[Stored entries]
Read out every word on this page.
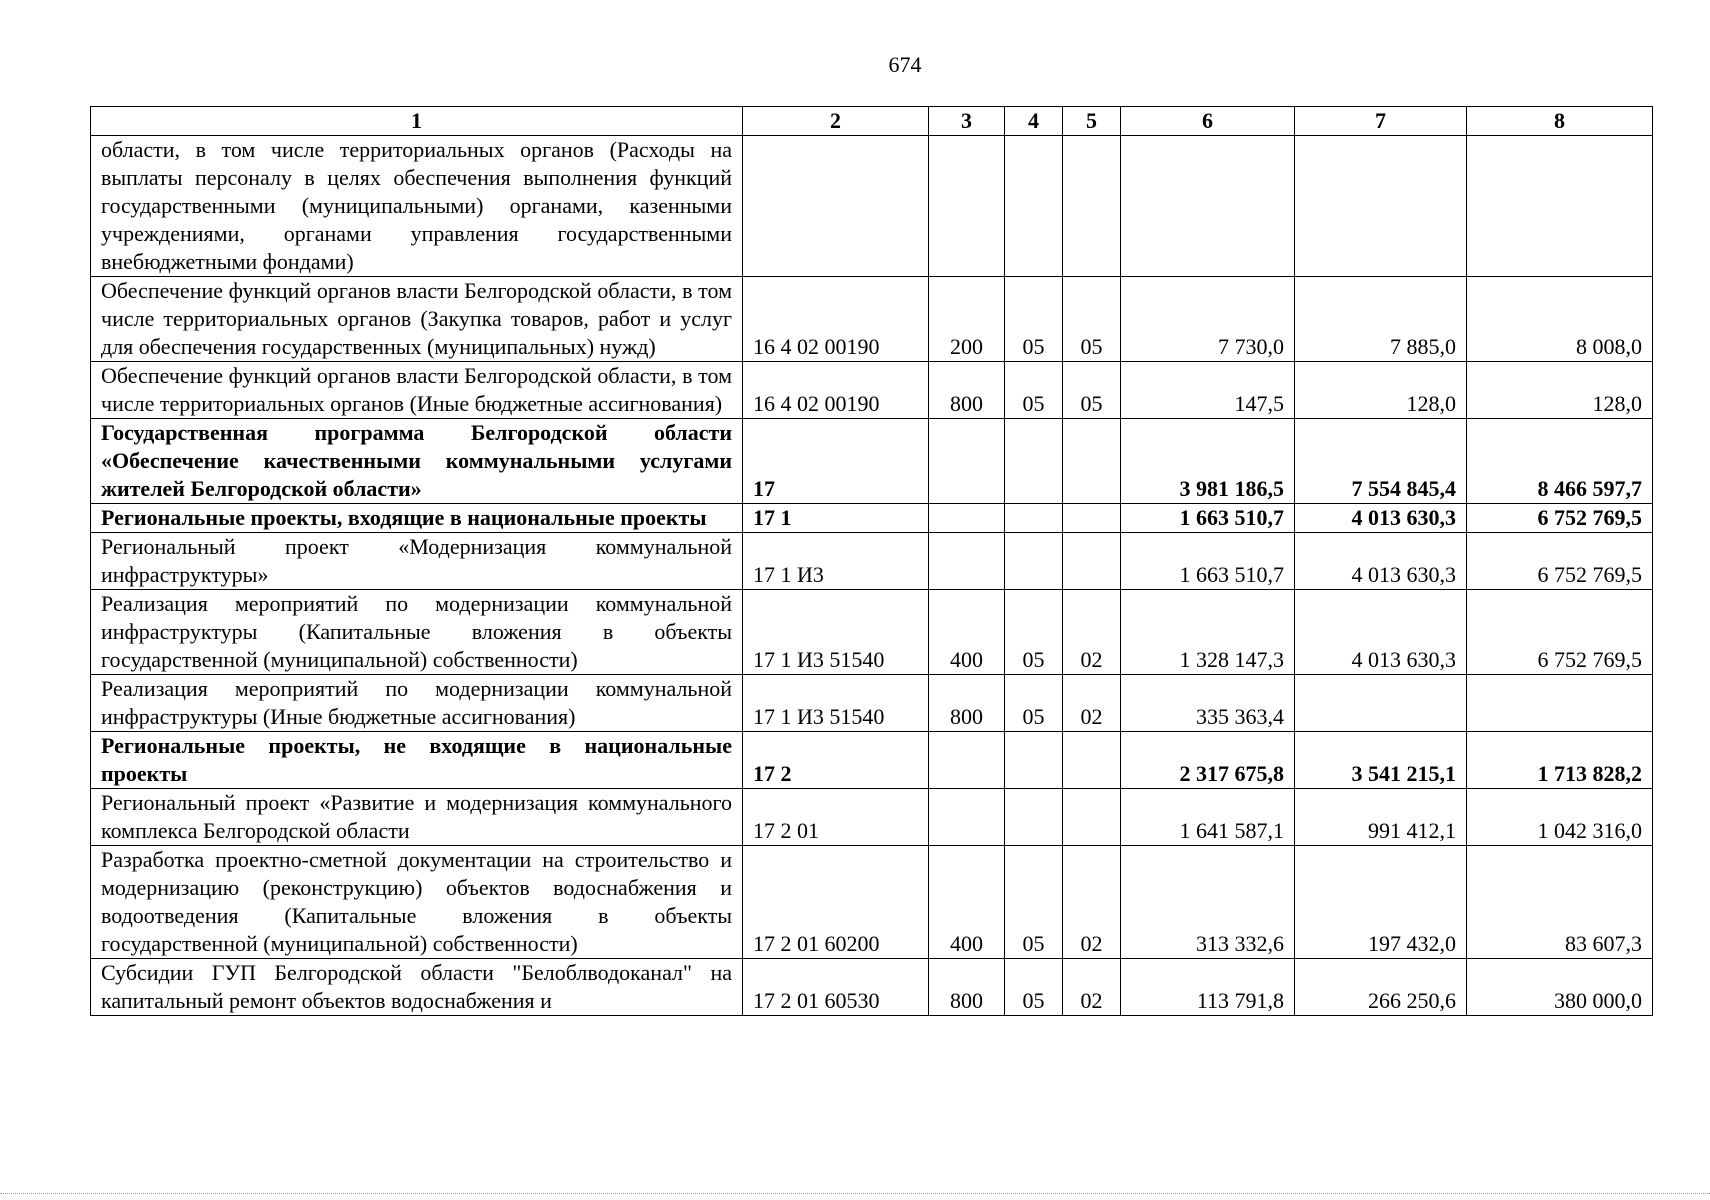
674
1	2	3	4	5	6	7	8
области, в том числе территориальных органов (Расходы на выплаты персоналу в целях обеспечения выполнения функций государственными (муниципальными) органами, казенными учреждениями, органами управления государственными внебюджетными фондами)							
Обеспечение функций органов власти Белгородской области, в том числе территориальных органов (Закупка товаров, работ и услуг для обеспечения государственных (муниципальных) нужд)	16 4 02 00190	200	05	05	7 730,0	7 885,0	8 008,0
Обеспечение функций органов власти Белгородской области, в том числе территориальных органов (Иные бюджетные ассигнования)	16 4 02 00190	800	05	05	147,5	128,0	128,0
Государственная программа Белгородской области «Обеспечение качественными коммунальными услугами жителей Белгородской области»	17				3 981 186,5	7 554 845,4	8 466 597,7
Региональные проекты, входящие в национальные проекты	17 1				1 663 510,7	4 013 630,3	6 752 769,5
Региональный проект «Модернизация коммунальной инфраструктуры»	17 1 И3				1 663 510,7	4 013 630,3	6 752 769,5
Реализация мероприятий по модернизации коммунальной инфраструктуры (Капитальные вложения в объекты государственной (муниципальной) собственности)	17 1 И3 51540	400	05	02	1 328 147,3	4 013 630,3	6 752 769,5
Реализация мероприятий по модернизации коммунальной инфраструктуры (Иные бюджетные ассигнования)	17 1 И3 51540	800	05	02	335 363,4		
Региональные проекты, не входящие в национальные проекты	17 2				2 317 675,8	3 541 215,1	1 713 828,2
Региональный проект «Развитие и модернизация коммунального комплекса Белгородской области	17 2 01				1 641 587,1	991 412,1	1 042 316,0
Разработка проектно-сметной документации на строительство и модернизацию (реконструкцию) объектов водоснабжения и водоотведения (Капитальные вложения в объекты государственной (муниципальной) собственности)	17 2 01 60200	400	05	02	313 332,6	197 432,0	83 607,3
Субсидии ГУП Белгородской области "Белоблводоканал" на капитальный ремонт объектов водоснабжения и	17 2 01 60530	800	05	02	113 791,8	266 250,6	380 000,0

> WHAT TO WORK ON: Which lines above hold the word "ассигнования"? Copy each of them.

> EXERCISE OUTPUT:
Обеспечение функций органов власти Белгородской области, в том числе территориальных органов (Иные бюджетные ассигнования)	16 4 02 00190	800	05	05	147,5	128,0	128,0
Реализация мероприятий по модернизации коммунальной инфраструктуры (Иные бюджетные ассигнования)	17 1 И3 51540	800	05	02	335 363,4		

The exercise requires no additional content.